EXERCISE: Quote the records that follow in full, leaving the pictures out.

— Begin AVAILABLE DATA —

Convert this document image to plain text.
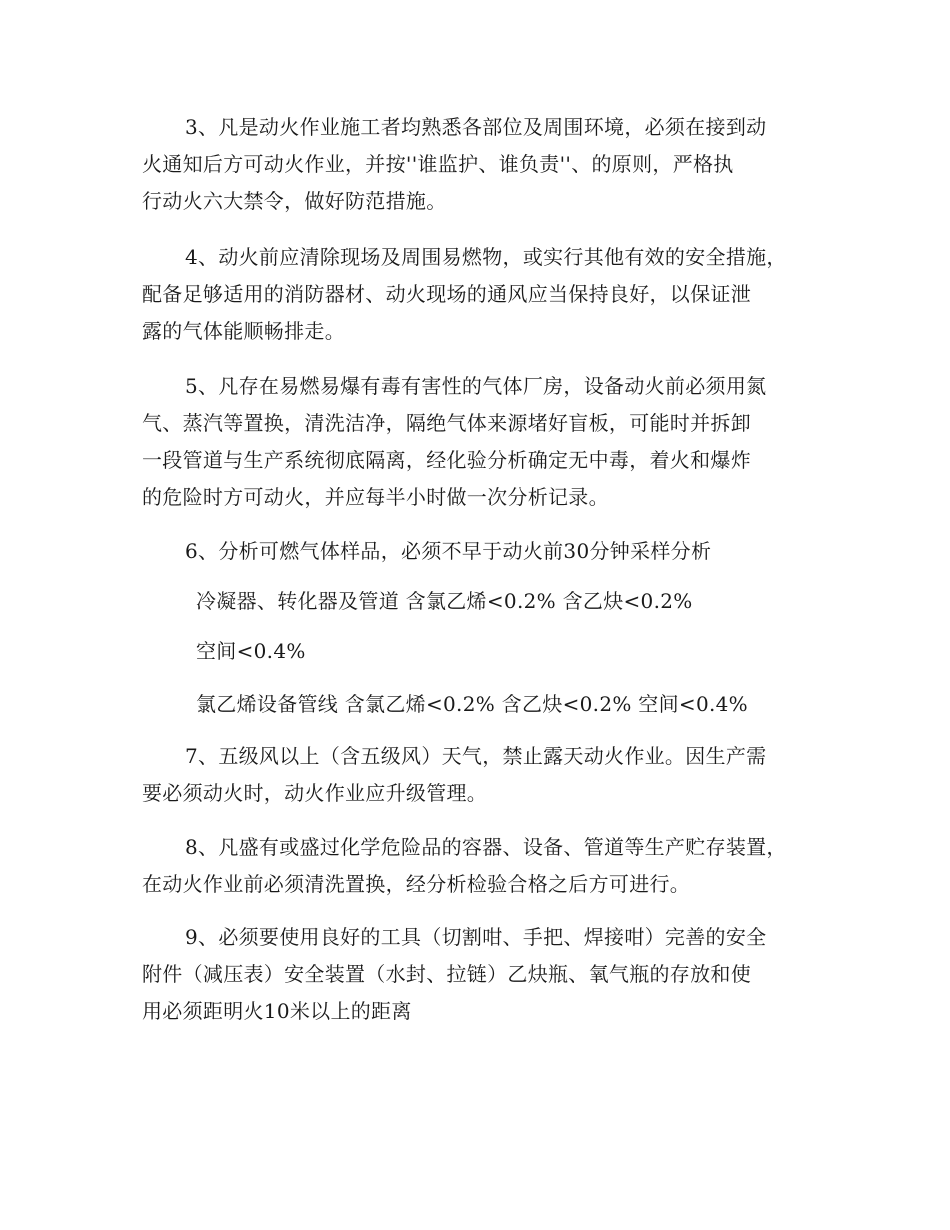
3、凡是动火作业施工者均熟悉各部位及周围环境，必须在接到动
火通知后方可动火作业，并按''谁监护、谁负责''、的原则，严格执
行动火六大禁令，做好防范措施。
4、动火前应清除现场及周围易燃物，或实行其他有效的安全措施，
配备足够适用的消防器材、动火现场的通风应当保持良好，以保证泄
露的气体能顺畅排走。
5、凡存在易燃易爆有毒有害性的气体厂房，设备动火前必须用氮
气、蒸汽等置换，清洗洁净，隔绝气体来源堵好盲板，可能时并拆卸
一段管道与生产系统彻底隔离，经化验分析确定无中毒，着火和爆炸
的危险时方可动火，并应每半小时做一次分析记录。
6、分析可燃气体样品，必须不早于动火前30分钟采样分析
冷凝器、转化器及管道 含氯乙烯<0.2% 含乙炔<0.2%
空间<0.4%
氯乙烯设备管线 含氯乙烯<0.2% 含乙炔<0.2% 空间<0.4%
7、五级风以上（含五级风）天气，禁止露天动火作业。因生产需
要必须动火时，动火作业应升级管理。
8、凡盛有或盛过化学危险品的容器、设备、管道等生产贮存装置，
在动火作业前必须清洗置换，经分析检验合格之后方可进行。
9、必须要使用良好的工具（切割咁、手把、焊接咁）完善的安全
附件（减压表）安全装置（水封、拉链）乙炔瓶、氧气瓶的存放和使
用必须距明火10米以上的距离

— End AVAILABLE DATA —

OUTPUT OF THE EXERCISE:
Convert this document image to plain text.
3、凡是动火作业施工者均熟悉各部位及周围环境，必须在接到动
火通知后方可动火作业，并按''谁监护、谁负责''、的原则，严格执
行动火六大禁令，做好防范措施。
4、动火前应清除现场及周围易燃物，或实行其他有效的安全措施，
配备足够适用的消防器材、动火现场的通风应当保持良好，以保证泄
露的气体能顺畅排走。
5、凡存在易燃易爆有毒有害性的气体厂房，设备动火前必须用氮
气、蒸汽等置换，清洗洁净，隔绝气体来源堵好盲板，可能时并拆卸
一段管道与生产系统彻底隔离，经化验分析确定无中毒，着火和爆炸
的危险时方可动火，并应每半小时做一次分析记录。
6、分析可燃气体样品，必须不早于动火前30分钟采样分析
冷凝器、转化器及管道 含氯乙烯<0.2% 含乙炔<0.2%
空间<0.4%
氯乙烯设备管线 含氯乙烯<0.2% 含乙炔<0.2% 空间<0.4%
7、五级风以上（含五级风）天气，禁止露天动火作业。因生产需
要必须动火时，动火作业应升级管理。
8、凡盛有或盛过化学危险品的容器、设备、管道等生产贮存装置，
在动火作业前必须清洗置换，经分析检验合格之后方可进行。
9、必须要使用良好的工具（切割咁、手把、焊接咁）完善的安全
附件（减压表）安全装置（水封、拉链）乙炔瓶、氧气瓶的存放和使
用必须距明火10米以上的距离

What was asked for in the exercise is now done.